The increased costs of healthcare have threatened this ideal measure of malfeasance because of the inconsistent triad (Weale 1998). This triad of principles is high quality care for some, low quality comprehensive care to all, or high quality care that is not comprehensive for all (Weale 1998).

Determining which of these scenarios is the best form of resource allocation has been a controversial topic for healthcare industry leaders (Weale 1998).

Healthcare rationing is defined as withholding potentially beneficial services through the design of the delivery system (Norheim 1999). Clinical practice guidelines can be perceived as a method of implementing evidence based principles into clinical practice (Norheim 1999).

The purpose of clinical practice guidelines is to manage the behavior of practitioners to influence the decision making process (Norheim 1999). Clinical practice guidelines help practitioners allocate healthcare resources to maximize the value received from these services (Norheim 1999).

The most important measure of a clinical guideline’s impact on healthcare rationing is the reduction of local variations in practice (Norheim 1999). To achieve this goal the developers of these clinical guidelines must demonstrate transparency which will foster the respect of patients (Norheim 1999).

Disadvantaged people receive restricted access to healthcare service and the goal of healthcare rationing is to reduce the variability in access (Light 1997). The current system promotes healthcare insurance carriers to selectively choose the participant in the plan which leaves a large segment of the population without adequate access (Light 1997).

This two tier system causes a substantial difference in access to healthcare services among the insured and uninsured (Light 1997). This two tier system of healthcare service delivery allows for the minimization of services for the uninsured and the maximization of services for the insured leading to higher healthcare premiums (Light 1997).

Healthcare service rationing based on medical need seeks to eliminate the waste of valuable resources maximizing the efficiency of allocation (Light 1997).

Technology has had the greatest impact on healthcare service delivery which enables the independent living of those living with a disability (Hansson 2007). There are four types of technology in healthcare therapeutic, compensatory, assistive, and universal (Hansson 2007).

Therapeutic technology restores biological function that has been lost which includes implants and other treatments (Hansson 2007). Compensatory replaces a lost biological function with a new one of general nature to reduce the disability by providing new abilities (Hansson 2007).

Assistive technology makes it possible increases the possibility of completing a takes despite the presence of a disability (Hansson 2007). Universal technology is for use by people without a specific disease or disability and this can be adjusted to the user (Hansson 2007).

This is used more for social purposes than health needs and is an unintended consequence of the drive to maximize independence for the disabled (Hansson 2007).

The impact of healthcare rationing must ensure the resources are allocated in an ethical manner based on needs. Clinical practice guidelines based on research should guide the development of these principles.

The guidelines should guide the allotment of the technologic advances now available. Once these principle are implemented we should have increased justice and efficient cost control measures to guide healthcare providers.

 References:

Hansson, S. O. (2007). The Ethics of Enabling Technology. Cambridge Quarterly of

Healthcare Ethics. 16 257-267. Retrieved on February 8, 2009 from the ProQuest database.

Light, D. W. (1997). The Real Ethics of Rationing. British Medical Journal 315 112-117.

Retrieved on February 8, 2009 from the ebscohost database.

Norheim, O. F. (1999). Healthcare Rationing: Are Additional Criteria needed for

Assessing Evidence Based Clinical Practice Guidelines. British Medical Journal 319 1426-1429. Retrieved on February 8, 2009 from the ebscohost database

Weale, A. (1998). Rationing Healthcare. British Medical Journal. 316 (7129) 410.

Retrieved on February 8. 2009 from the ProQuest database.
============================================================
What this task involves: Extract from the passage on healthcare rationing the portion running from "Retrieved on February 8, 2009 from the ebscohost database." up to and including "8. 2009 from the ProQuest database.". The lines that follow come from a separate source and are unrelated to the passage on healthcare rationing.

Records supplied:
============================================================
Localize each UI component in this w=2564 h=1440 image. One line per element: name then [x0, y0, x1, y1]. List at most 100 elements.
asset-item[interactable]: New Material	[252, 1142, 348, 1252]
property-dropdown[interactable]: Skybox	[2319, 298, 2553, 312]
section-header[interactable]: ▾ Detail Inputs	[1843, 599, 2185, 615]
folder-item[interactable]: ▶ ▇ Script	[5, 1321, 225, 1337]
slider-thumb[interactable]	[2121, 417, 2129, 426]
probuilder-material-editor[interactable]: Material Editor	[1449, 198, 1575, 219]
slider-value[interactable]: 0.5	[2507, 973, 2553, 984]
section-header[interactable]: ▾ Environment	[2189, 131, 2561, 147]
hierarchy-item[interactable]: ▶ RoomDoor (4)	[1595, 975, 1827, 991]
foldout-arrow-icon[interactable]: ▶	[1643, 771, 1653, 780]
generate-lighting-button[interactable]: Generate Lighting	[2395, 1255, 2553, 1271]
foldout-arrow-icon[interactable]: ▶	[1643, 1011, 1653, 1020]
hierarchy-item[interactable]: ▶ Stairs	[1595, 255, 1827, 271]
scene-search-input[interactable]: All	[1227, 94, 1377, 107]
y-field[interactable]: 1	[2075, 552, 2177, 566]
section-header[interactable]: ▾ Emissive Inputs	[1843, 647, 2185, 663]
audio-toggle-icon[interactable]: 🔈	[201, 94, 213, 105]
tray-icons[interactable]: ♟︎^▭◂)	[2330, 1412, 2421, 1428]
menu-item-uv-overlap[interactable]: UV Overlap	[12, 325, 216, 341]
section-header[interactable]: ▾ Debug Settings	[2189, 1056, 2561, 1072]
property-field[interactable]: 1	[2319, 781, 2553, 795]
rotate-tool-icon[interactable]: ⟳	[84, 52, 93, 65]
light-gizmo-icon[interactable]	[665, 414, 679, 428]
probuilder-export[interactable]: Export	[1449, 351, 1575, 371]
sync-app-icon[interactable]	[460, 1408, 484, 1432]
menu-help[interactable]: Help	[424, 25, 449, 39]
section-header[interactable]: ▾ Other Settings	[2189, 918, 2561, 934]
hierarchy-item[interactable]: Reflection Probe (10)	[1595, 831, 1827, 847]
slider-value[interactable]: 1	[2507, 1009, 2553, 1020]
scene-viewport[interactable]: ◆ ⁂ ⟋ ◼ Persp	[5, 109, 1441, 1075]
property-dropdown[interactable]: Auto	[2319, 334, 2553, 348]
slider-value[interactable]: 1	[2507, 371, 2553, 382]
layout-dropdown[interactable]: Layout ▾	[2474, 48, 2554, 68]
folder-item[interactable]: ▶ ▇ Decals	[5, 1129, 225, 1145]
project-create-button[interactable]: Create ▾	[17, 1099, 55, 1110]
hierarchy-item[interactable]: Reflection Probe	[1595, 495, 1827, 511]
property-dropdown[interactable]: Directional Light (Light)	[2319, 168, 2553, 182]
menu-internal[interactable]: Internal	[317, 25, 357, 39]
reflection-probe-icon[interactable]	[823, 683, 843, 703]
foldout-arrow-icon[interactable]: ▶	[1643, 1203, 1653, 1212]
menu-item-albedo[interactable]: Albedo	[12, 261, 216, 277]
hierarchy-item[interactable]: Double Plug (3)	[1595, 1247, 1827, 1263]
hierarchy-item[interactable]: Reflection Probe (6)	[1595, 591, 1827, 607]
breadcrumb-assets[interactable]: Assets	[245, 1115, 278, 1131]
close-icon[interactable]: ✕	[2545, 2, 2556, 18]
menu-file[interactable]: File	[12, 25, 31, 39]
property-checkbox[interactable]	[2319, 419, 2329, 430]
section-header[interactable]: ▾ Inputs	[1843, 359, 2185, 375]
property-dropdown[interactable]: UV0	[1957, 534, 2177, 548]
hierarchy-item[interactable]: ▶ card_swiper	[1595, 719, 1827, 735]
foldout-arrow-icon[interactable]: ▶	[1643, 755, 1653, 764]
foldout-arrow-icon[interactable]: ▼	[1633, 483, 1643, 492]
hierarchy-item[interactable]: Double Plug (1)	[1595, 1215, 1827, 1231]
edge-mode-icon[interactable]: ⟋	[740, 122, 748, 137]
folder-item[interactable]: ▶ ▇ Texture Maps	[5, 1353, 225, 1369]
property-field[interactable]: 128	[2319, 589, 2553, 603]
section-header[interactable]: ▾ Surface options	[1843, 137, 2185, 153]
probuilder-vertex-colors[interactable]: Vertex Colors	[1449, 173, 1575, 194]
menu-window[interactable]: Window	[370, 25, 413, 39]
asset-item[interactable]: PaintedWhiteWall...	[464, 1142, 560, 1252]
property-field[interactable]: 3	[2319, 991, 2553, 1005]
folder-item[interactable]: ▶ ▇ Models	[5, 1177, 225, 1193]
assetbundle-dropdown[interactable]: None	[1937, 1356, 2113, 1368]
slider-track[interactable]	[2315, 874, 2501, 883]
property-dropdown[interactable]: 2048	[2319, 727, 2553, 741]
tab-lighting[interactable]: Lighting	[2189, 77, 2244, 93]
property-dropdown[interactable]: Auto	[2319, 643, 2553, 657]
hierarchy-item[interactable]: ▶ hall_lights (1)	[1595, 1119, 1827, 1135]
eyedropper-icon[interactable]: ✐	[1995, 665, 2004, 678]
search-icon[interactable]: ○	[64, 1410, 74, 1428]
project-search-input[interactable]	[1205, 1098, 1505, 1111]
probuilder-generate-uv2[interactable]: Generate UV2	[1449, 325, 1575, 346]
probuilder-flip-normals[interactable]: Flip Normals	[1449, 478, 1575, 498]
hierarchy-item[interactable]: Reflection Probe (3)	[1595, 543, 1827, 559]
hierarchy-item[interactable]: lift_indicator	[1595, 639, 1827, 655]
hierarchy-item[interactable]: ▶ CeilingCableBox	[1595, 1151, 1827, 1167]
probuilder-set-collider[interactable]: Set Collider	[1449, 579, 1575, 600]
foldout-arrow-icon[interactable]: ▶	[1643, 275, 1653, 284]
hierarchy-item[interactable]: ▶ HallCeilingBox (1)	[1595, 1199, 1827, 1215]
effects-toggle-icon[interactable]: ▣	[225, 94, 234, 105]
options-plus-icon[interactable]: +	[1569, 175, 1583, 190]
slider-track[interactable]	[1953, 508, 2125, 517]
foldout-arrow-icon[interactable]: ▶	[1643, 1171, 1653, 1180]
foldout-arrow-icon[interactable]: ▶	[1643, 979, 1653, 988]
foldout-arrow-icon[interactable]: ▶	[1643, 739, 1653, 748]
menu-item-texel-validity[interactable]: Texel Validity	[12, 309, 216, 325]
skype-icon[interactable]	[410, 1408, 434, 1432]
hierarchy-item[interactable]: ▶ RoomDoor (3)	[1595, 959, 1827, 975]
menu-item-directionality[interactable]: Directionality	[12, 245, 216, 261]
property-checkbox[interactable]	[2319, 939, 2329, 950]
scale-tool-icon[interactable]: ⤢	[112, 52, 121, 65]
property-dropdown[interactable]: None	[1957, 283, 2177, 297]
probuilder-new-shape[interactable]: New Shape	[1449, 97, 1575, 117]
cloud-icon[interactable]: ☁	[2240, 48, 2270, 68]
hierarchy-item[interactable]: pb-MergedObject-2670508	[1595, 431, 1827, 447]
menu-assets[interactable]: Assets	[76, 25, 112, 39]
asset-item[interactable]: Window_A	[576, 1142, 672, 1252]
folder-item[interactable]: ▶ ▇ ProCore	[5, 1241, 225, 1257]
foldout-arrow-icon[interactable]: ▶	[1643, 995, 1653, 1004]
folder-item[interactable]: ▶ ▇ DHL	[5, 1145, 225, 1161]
============================================================
Task response:
Retrieved on February 8, 2009 from the ebscohost database.

Norheim, O. F. (1999). Healthcare Rationing: Are Additional Criteria needed for

Assessing Evidence Based Clinical Practice Guidelines. British Medical Journal 319 1426-1429. Retrieved on February 8, 2009 from the ebscohost database

Weale, A. (1998). Rationing Healthcare. British Medical Journal. 316 (7129) 410.

Retrieved on February 8. 2009 from the ProQuest database.